(Dataset entries)
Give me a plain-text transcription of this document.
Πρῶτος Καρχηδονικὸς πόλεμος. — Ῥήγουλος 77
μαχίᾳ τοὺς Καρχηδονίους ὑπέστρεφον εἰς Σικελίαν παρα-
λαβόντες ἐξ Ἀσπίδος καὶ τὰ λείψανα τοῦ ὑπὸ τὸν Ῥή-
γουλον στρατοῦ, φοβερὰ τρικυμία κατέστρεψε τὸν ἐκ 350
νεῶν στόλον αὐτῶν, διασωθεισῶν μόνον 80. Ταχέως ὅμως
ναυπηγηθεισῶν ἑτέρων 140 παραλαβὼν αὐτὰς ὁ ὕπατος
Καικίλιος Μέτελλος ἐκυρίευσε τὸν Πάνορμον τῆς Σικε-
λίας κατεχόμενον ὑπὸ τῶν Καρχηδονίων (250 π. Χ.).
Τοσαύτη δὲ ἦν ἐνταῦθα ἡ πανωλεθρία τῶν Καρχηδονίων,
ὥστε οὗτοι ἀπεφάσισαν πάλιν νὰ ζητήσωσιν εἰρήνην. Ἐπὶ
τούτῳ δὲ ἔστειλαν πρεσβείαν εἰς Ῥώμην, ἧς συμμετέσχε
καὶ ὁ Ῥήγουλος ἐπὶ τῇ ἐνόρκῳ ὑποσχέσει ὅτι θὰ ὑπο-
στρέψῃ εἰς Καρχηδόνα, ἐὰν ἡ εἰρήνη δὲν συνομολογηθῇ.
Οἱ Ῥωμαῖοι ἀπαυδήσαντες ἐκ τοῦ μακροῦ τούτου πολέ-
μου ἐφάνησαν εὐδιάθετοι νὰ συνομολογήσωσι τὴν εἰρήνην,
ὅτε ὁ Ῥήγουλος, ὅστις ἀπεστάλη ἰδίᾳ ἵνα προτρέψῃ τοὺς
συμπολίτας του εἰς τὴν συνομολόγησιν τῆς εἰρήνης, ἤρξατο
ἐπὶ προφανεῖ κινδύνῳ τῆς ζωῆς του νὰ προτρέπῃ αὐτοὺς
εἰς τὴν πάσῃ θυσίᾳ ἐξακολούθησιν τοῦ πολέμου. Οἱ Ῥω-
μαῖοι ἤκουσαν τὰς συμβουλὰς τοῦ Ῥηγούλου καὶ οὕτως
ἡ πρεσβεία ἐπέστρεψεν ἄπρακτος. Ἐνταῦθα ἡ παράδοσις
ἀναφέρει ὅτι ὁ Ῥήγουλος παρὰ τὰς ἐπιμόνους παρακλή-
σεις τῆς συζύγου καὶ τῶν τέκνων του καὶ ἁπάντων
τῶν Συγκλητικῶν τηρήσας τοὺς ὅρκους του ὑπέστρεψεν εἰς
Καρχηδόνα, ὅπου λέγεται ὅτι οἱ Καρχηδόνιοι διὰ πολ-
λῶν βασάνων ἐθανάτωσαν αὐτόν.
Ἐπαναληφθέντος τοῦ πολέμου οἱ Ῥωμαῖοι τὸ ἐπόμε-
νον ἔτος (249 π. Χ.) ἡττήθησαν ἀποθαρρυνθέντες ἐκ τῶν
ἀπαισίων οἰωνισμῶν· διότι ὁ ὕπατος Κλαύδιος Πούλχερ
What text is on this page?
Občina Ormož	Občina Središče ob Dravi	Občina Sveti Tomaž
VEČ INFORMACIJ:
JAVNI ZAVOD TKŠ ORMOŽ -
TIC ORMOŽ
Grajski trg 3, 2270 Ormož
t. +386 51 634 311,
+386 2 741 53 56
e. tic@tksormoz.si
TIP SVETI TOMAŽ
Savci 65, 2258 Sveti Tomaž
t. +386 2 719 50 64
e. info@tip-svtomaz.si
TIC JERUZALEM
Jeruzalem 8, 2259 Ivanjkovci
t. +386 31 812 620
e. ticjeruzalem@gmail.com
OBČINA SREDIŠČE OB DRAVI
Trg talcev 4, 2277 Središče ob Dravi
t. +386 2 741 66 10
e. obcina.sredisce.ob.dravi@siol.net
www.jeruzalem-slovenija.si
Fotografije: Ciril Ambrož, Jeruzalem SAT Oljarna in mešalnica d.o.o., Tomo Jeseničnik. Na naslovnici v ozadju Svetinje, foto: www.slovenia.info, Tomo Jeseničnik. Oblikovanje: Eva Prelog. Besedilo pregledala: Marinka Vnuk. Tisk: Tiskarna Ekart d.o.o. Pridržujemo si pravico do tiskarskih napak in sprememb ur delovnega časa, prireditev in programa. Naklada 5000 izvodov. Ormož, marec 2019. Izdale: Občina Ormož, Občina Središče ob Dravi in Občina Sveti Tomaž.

- STATED EXERCISE
Please copy out each record, character for character.

- CORRECT RESULT
Give me a plain-text transcription of this document.
Πρῶτος Καρχηδονικὸς πόλεμος. — Ῥήγουλος 77
μαχίᾳ τοὺς Καρχηδονίους ὑπέστρεφον εἰς Σικελίαν παρα-
λαβόντες ἐξ Ἀσπίδος καὶ τὰ λείψανα τοῦ ὑπὸ τὸν Ῥή-
γουλον στρατοῦ, φοβερὰ τρικυμία κατέστρεψε τὸν ἐκ 350
νεῶν στόλον αὐτῶν, διασωθεισῶν μόνον 80. Ταχέως ὅμως
ναυπηγηθεισῶν ἑτέρων 140 παραλαβὼν αὐτὰς ὁ ὕπατος
Καικίλιος Μέτελλος ἐκυρίευσε τὸν Πάνορμον τῆς Σικε-
λίας κατεχόμενον ὑπὸ τῶν Καρχηδονίων (250 π. Χ.).
Τοσαύτη δὲ ἦν ἐνταῦθα ἡ πανωλεθρία τῶν Καρχηδονίων,
ὥστε οὗτοι ἀπεφάσισαν πάλιν νὰ ζητήσωσιν εἰρήνην. Ἐπὶ
τούτῳ δὲ ἔστειλαν πρεσβείαν εἰς Ῥώμην, ἧς συμμετέσχε
καὶ ὁ Ῥήγουλος ἐπὶ τῇ ἐνόρκῳ ὑποσχέσει ὅτι θὰ ὑπο-
στρέψῃ εἰς Καρχηδόνα, ἐὰν ἡ εἰρήνη δὲν συνομολογηθῇ.
Οἱ Ῥωμαῖοι ἀπαυδήσαντες ἐκ τοῦ μακροῦ τούτου πολέ-
μου ἐφάνησαν εὐδιάθετοι νὰ συνομολογήσωσι τὴν εἰρήνην,
ὅτε ὁ Ῥήγουλος, ὅστις ἀπεστάλη ἰδίᾳ ἵνα προτρέψῃ τοὺς
συμπολίτας του εἰς τὴν συνομολόγησιν τῆς εἰρήνης, ἤρξατο
ἐπὶ προφανεῖ κινδύνῳ τῆς ζωῆς του νὰ προτρέπῃ αὐτοὺς
εἰς τὴν πάσῃ θυσίᾳ ἐξακολούθησιν τοῦ πολέμου. Οἱ Ῥω-
μαῖοι ἤκουσαν τὰς συμβουλὰς τοῦ Ῥηγούλου καὶ οὕτως
ἡ πρεσβεία ἐπέστρεψεν ἄπρακτος. Ἐνταῦθα ἡ παράδοσις
ἀναφέρει ὅτι ὁ Ῥήγουλος παρὰ τὰς ἐπιμόνους παρακλή-
σεις τῆς συζύγου καὶ τῶν τέκνων του καὶ ἁπάντων
τῶν Συγκλητικῶν τηρήσας τοὺς ὅρκους του ὑπέστρεψεν εἰς
Καρχηδόνα, ὅπου λέγεται ὅτι οἱ Καρχηδόνιοι διὰ πολ-
λῶν βασάνων ἐθανάτωσαν αὐτόν.
Ἐπαναληφθέντος τοῦ πολέμου οἱ Ῥωμαῖοι τὸ ἐπόμε-
νον ἔτος (249 π. Χ.) ἡττήθησαν ἀποθαρρυνθέντες ἐκ τῶν
ἀπαισίων οἰωνισμῶν· διότι ὁ ὕπατος Κλαύδιος Πούλχερ
What text is on this page?
Občina Ormož	Občina Središče ob Dravi	Občina Sveti Tomaž
VEČ INFORMACIJ:
JAVNI ZAVOD TKŠ ORMOŽ -
TIC ORMOŽ
Grajski trg 3, 2270 Ormož
t. +386 51 634 311,
+386 2 741 53 56
e. tic@tksormoz.si
TIP SVETI TOMAŽ
Savci 65, 2258 Sveti Tomaž
t. +386 2 719 50 64
e. info@tip-svtomaz.si
TIC JERUZALEM
Jeruzalem 8, 2259 Ivanjkovci
t. +386 31 812 620
e. ticjeruzalem@gmail.com
OBČINA SREDIŠČE OB DRAVI
Trg talcev 4, 2277 Središče ob Dravi
t. +386 2 741 66 10
e. obcina.sredisce.ob.dravi@siol.net
www.jeruzalem-slovenija.si
Fotografije: Ciril Ambrož, Jeruzalem SAT Oljarna in mešalnica d.o.o., Tomo Jeseničnik. Na naslovnici v ozadju Svetinje, foto: www.slovenia.info, Tomo Jeseničnik. Oblikovanje: Eva Prelog. Besedilo pregledala: Marinka Vnuk. Tisk: Tiskarna Ekart d.o.o. Pridržujemo si pravico do tiskarskih napak in sprememb ur delovnega časa, prireditev in programa. Naklada 5000 izvodov. Ormož, marec 2019. Izdale: Občina Ormož, Občina Središče ob Dravi in Občina Sveti Tomaž.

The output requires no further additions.